SHORT EXERCISE —
Are you able to quote each entry exactly as written?

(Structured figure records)
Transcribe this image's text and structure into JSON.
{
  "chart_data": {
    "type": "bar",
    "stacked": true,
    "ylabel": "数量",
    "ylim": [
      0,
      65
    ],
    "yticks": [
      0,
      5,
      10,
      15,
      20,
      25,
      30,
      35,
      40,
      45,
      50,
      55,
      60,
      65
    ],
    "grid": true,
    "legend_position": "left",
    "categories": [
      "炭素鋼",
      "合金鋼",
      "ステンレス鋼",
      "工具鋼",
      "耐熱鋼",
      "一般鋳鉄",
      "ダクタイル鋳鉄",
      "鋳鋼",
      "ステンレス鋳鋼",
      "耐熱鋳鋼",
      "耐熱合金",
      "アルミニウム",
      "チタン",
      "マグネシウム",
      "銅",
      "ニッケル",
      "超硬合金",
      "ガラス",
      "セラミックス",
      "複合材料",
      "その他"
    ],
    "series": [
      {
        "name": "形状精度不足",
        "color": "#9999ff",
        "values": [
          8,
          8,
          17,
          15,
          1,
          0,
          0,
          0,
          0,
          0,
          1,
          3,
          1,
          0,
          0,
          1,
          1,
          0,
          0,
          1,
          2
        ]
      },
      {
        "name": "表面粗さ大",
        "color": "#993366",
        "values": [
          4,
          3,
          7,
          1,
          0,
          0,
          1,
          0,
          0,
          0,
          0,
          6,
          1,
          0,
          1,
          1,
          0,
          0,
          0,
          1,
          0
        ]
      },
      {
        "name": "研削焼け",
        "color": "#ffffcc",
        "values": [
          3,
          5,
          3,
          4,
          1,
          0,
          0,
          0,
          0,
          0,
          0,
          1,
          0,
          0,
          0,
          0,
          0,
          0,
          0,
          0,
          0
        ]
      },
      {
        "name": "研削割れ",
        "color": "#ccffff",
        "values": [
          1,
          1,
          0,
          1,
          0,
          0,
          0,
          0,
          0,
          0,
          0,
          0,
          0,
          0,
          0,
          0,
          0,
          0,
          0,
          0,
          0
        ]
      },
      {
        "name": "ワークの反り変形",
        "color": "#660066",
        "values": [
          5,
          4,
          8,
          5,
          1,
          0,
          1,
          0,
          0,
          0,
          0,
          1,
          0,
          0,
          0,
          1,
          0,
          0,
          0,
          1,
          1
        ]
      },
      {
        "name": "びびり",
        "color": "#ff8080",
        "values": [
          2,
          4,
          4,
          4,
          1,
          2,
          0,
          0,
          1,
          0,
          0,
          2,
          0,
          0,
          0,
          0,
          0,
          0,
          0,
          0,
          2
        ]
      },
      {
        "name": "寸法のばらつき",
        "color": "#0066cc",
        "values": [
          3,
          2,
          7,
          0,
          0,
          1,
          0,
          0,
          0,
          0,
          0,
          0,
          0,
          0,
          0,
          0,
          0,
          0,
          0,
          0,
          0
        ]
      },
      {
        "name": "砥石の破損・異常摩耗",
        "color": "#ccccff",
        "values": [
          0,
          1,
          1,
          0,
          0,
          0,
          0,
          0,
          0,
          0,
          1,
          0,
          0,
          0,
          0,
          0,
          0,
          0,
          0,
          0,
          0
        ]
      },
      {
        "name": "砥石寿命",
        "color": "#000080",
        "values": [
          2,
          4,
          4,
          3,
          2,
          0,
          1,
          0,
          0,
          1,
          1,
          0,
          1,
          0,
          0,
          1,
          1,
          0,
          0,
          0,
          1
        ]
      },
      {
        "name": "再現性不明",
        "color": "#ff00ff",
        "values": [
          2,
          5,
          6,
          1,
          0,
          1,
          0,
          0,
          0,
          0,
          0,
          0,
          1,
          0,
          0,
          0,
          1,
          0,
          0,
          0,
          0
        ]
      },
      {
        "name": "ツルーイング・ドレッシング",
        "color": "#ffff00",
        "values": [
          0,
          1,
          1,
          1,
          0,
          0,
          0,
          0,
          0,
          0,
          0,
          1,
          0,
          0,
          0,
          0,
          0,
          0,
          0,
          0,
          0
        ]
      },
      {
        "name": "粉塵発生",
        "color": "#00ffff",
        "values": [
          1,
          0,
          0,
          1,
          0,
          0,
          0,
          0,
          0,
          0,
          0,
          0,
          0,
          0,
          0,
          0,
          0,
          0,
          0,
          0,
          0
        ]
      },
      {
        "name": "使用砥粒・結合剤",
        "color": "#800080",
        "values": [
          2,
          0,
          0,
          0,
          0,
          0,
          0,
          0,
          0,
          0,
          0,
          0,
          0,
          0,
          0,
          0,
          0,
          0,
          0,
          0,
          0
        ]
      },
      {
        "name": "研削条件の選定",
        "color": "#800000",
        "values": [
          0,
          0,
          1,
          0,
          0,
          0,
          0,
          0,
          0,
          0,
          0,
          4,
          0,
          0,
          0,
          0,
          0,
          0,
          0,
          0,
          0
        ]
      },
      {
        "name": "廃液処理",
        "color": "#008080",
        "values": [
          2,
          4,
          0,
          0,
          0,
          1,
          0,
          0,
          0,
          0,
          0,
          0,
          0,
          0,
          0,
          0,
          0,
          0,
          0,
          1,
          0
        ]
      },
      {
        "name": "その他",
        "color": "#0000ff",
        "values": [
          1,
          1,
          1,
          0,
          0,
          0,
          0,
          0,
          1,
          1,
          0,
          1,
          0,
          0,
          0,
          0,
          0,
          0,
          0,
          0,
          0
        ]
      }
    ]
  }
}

OUTPUT OF THE EXERCISE —
Transcribe this image's text and structure into JSON.
{
  "chart_data": {
    "type": "bar",
    "stacked": true,
    "ylabel": "数量",
    "ylim": [
      0,
      65
    ],
    "yticks": [
      0,
      5,
      10,
      15,
      20,
      25,
      30,
      35,
      40,
      45,
      50,
      55,
      60,
      65
    ],
    "grid": true,
    "legend_position": "left",
    "categories": [
      "炭素鋼",
      "合金鋼",
      "ステンレス鋼",
      "工具鋼",
      "耐熱鋼",
      "一般鋳鉄",
      "ダクタイル鋳鉄",
      "鋳鋼",
      "ステンレス鋳鋼",
      "耐熱鋳鋼",
      "耐熱合金",
      "アルミニウム",
      "チタン",
      "マグネシウム",
      "銅",
      "ニッケル",
      "超硬合金",
      "ガラス",
      "セラミックス",
      "複合材料",
      "その他"
    ],
    "series": [
      {
        "name": "形状精度不足",
        "color": "#9999ff",
        "values": [
          8,
          8,
          17,
          15,
          1,
          0,
          0,
          0,
          0,
          0,
          1,
          3,
          1,
          0,
          0,
          1,
          1,
          0,
          0,
          1,
          2
        ]
      },
      {
        "name": "表面粗さ大",
        "color": "#993366",
        "values": [
          4,
          3,
          7,
          1,
          0,
          0,
          1,
          0,
          0,
          0,
          0,
          6,
          1,
          0,
          1,
          1,
          0,
          0,
          0,
          1,
          0
        ]
      },
      {
        "name": "研削焼け",
        "color": "#ffffcc",
        "values": [
          3,
          5,
          3,
          4,
          1,
          0,
          0,
          0,
          0,
          0,
          0,
          1,
          0,
          0,
          0,
          0,
          0,
          0,
          0,
          0,
          0
        ]
      },
      {
        "name": "研削割れ",
        "color": "#ccffff",
        "values": [
          1,
          1,
          0,
          1,
          0,
          0,
          0,
          0,
          0,
          0,
          0,
          0,
          0,
          0,
          0,
          0,
          0,
          0,
          0,
          0,
          0
        ]
      },
      {
        "name": "ワークの反り変形",
        "color": "#660066",
        "values": [
          5,
          4,
          8,
          5,
          1,
          0,
          1,
          0,
          0,
          0,
          0,
          1,
          0,
          0,
          0,
          1,
          0,
          0,
          0,
          1,
          1
        ]
      },
      {
        "name": "びびり",
        "color": "#ff8080",
        "values": [
          2,
          4,
          4,
          4,
          1,
          2,
          0,
          0,
          1,
          0,
          0,
          2,
          0,
          0,
          0,
          0,
          0,
          0,
          0,
          0,
          2
        ]
      },
      {
        "name": "寸法のばらつき",
        "color": "#0066cc",
        "values": [
          3,
          2,
          7,
          0,
          0,
          1,
          0,
          0,
          0,
          0,
          0,
          0,
          0,
          0,
          0,
          0,
          0,
          0,
          0,
          0,
          0
        ]
      },
      {
        "name": "砥石の破損・異常摩耗",
        "color": "#ccccff",
        "values": [
          0,
          1,
          1,
          0,
          0,
          0,
          0,
          0,
          0,
          0,
          1,
          0,
          0,
          0,
          0,
          0,
          0,
          0,
          0,
          0,
          0
        ]
      },
      {
        "name": "砥石寿命",
        "color": "#000080",
        "values": [
          2,
          4,
          4,
          3,
          2,
          0,
          1,
          0,
          0,
          1,
          1,
          0,
          1,
          0,
          0,
          1,
          1,
          0,
          0,
          0,
          1
        ]
      },
      {
        "name": "再現性不明",
        "color": "#ff00ff",
        "values": [
          2,
          5,
          6,
          1,
          0,
          1,
          0,
          0,
          0,
          0,
          0,
          0,
          1,
          0,
          0,
          0,
          1,
          0,
          0,
          0,
          0
        ]
      },
      {
        "name": "ツルーイング・ドレッシング",
        "color": "#ffff00",
        "values": [
          0,
          1,
          1,
          1,
          0,
          0,
          0,
          0,
          0,
          0,
          0,
          1,
          0,
          0,
          0,
          0,
          0,
          0,
          0,
          0,
          0
        ]
      },
      {
        "name": "粉塵発生",
        "color": "#00ffff",
        "values": [
          1,
          0,
          0,
          1,
          0,
          0,
          0,
          0,
          0,
          0,
          0,
          0,
          0,
          0,
          0,
          0,
          0,
          0,
          0,
          0,
          0
        ]
      },
      {
        "name": "使用砥粒・結合剤",
        "color": "#800080",
        "values": [
          2,
          0,
          0,
          0,
          0,
          0,
          0,
          0,
          0,
          0,
          0,
          0,
          0,
          0,
          0,
          0,
          0,
          0,
          0,
          0,
          0
        ]
      },
      {
        "name": "研削条件の選定",
        "color": "#800000",
        "values": [
          0,
          0,
          1,
          0,
          0,
          0,
          0,
          0,
          0,
          0,
          0,
          4,
          0,
          0,
          0,
          0,
          0,
          0,
          0,
          0,
          0
        ]
      },
      {
        "name": "廃液処理",
        "color": "#008080",
        "values": [
          2,
          4,
          0,
          0,
          0,
          1,
          0,
          0,
          0,
          0,
          0,
          0,
          0,
          0,
          0,
          0,
          0,
          0,
          0,
          1,
          0
        ]
      },
      {
        "name": "その他",
        "color": "#0000ff",
        "values": [
          1,
          1,
          1,
          0,
          0,
          0,
          0,
          0,
          1,
          1,
          0,
          1,
          0,
          0,
          0,
          0,
          0,
          0,
          0,
          0,
          0
        ]
      }
    ]
  }
}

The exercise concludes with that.